INSTRUCTION: Return the data exactly, with all pictures removed.

Extracted records

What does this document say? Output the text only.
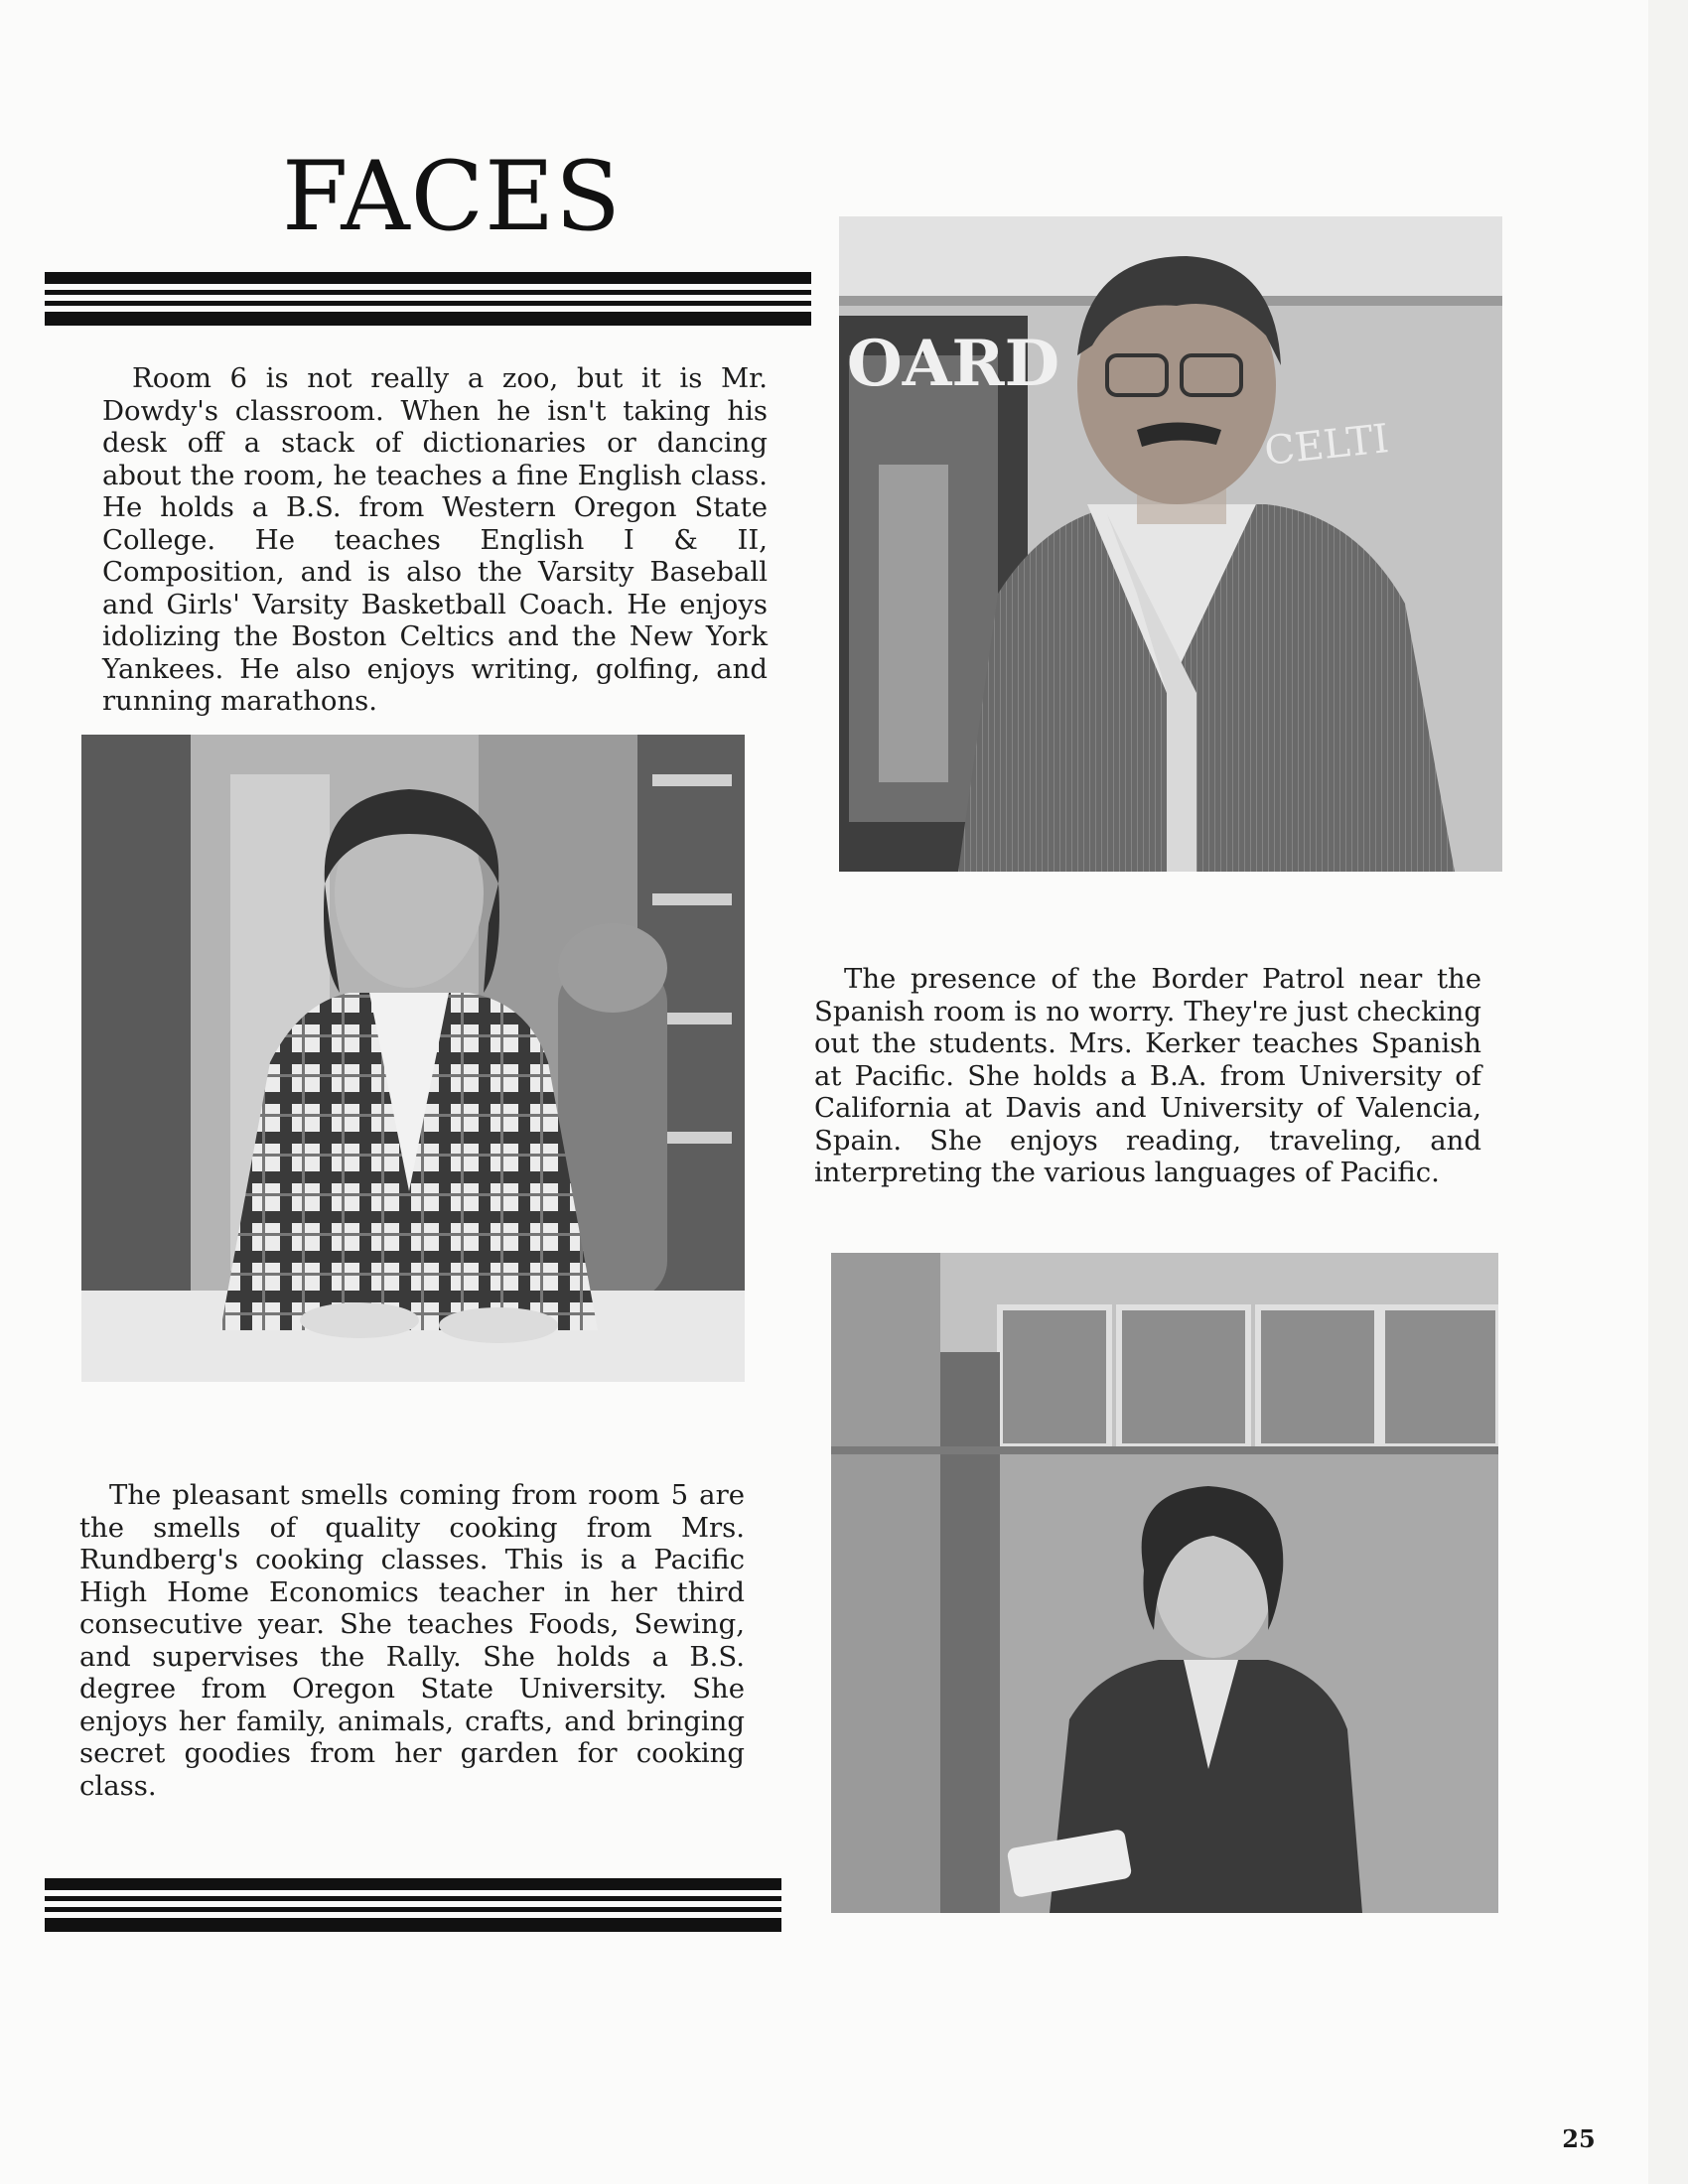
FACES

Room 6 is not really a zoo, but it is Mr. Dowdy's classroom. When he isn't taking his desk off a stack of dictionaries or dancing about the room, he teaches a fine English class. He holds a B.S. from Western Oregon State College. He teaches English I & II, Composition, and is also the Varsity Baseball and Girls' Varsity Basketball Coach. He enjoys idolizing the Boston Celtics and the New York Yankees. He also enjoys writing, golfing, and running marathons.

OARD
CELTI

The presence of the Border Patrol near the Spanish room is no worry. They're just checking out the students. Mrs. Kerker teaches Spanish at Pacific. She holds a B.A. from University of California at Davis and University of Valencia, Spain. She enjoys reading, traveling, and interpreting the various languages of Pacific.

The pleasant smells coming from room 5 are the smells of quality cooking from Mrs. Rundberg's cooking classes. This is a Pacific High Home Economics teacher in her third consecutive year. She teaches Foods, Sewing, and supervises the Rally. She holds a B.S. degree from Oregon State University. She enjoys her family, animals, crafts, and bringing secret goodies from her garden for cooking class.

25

EXPECTED ANSWER:
What does this document say? Output the text only.
FACES

Room 6 is not really a zoo, but it is Mr. Dowdy's classroom. When he isn't taking his desk off a stack of dictionaries or dancing about the room, he teaches a fine English class. He holds a B.S. from Western Oregon State College. He teaches English I & II, Composition, and is also the Varsity Baseball and Girls' Varsity Basketball Coach. He enjoys idolizing the Boston Celtics and the New York Yankees. He also enjoys writing, golfing, and running marathons.

OARD
CELTI

The presence of the Border Patrol near the Spanish room is no worry. They're just checking out the students. Mrs. Kerker teaches Spanish at Pacific. She holds a B.A. from University of California at Davis and University of Valencia, Spain. She enjoys reading, traveling, and interpreting the various languages of Pacific.

The pleasant smells coming from room 5 are the smells of quality cooking from Mrs. Rundberg's cooking classes. This is a Pacific High Home Economics teacher in her third consecutive year. She teaches Foods, Sewing, and supervises the Rally. She holds a B.S. degree from Oregon State University. She enjoys her family, animals, crafts, and bringing secret goodies from her garden for cooking class.

25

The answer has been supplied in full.